> _Task details_
Scan the data below. Pull out each line where "from" occurs.

(Figure dataset records)
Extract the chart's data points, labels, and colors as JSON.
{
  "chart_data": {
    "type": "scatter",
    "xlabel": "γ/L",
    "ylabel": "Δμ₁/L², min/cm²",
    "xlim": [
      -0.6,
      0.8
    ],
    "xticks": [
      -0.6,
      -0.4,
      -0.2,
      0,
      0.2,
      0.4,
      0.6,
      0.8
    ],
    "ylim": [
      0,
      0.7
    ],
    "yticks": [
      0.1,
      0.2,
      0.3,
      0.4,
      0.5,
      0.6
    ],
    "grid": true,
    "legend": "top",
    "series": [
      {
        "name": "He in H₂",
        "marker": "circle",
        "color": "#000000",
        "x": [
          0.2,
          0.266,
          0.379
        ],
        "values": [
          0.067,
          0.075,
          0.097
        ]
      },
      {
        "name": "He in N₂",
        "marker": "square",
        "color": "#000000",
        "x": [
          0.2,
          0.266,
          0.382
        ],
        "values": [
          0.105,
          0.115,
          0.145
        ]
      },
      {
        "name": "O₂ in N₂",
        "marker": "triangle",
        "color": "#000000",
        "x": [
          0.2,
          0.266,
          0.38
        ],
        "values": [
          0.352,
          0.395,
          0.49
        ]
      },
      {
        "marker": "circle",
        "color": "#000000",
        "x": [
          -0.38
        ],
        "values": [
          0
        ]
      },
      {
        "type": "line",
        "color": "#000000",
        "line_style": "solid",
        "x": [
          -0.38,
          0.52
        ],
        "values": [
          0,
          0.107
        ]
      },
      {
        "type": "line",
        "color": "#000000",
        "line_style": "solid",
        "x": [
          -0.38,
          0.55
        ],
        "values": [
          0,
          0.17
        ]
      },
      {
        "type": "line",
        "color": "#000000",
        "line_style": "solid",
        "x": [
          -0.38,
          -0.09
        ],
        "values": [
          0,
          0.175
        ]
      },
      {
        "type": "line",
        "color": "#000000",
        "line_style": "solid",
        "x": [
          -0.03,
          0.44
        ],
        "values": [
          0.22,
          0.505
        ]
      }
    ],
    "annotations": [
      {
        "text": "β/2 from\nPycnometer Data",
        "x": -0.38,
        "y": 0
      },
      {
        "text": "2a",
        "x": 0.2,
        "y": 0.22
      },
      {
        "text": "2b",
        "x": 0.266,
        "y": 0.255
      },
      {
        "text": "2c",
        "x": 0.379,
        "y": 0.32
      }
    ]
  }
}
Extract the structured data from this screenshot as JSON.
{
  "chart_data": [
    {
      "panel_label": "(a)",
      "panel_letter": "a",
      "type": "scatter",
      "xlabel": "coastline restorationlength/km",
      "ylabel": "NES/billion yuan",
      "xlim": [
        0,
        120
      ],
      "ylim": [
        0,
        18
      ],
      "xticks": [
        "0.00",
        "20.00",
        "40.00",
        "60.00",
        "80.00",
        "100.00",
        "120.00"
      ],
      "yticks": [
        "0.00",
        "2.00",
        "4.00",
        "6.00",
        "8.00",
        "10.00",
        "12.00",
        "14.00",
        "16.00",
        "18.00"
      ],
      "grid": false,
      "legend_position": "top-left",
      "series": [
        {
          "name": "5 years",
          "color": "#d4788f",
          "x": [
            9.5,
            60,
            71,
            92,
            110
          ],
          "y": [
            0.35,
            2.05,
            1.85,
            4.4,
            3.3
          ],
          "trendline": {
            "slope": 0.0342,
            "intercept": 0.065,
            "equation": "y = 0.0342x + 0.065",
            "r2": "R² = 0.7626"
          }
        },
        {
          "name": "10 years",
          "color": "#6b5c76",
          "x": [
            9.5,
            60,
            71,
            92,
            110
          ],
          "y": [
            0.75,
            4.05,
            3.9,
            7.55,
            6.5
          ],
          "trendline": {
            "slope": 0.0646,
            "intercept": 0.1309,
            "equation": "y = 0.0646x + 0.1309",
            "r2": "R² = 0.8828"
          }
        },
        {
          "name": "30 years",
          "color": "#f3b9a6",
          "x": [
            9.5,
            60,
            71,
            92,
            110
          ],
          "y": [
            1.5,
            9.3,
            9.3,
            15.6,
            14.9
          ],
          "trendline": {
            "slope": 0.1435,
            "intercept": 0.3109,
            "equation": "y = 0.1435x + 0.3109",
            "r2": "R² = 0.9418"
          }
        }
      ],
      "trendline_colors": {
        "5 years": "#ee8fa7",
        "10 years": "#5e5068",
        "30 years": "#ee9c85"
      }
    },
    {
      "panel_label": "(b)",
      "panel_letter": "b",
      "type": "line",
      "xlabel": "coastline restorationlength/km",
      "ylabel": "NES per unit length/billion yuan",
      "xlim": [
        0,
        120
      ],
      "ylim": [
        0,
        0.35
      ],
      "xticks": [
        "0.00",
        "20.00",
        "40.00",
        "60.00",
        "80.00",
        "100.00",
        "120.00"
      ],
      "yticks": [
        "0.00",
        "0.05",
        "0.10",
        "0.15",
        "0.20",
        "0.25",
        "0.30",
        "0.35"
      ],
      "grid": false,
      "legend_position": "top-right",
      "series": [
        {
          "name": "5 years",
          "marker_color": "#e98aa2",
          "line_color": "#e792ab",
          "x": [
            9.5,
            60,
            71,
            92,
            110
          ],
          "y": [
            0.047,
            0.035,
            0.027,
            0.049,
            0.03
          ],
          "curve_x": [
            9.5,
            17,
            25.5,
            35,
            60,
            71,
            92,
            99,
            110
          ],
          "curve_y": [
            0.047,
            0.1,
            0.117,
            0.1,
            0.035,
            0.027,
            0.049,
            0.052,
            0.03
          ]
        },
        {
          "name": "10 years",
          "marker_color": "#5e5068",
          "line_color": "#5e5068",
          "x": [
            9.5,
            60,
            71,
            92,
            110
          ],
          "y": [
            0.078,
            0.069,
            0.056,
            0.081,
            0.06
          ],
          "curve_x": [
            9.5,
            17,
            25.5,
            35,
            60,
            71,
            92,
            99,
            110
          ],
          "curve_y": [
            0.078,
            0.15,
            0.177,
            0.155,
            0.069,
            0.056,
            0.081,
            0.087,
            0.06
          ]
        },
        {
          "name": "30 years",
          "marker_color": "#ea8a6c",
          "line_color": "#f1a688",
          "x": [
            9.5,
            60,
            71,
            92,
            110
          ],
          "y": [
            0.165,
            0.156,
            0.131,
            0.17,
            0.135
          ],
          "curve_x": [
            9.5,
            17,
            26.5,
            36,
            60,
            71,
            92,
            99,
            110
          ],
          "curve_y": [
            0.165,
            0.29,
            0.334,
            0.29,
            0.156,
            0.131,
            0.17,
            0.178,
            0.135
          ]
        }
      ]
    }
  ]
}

> _Written solution_
        "text": "β/2 from\nPycnometer Data",
Extract the structured data from this screenshot as JSON.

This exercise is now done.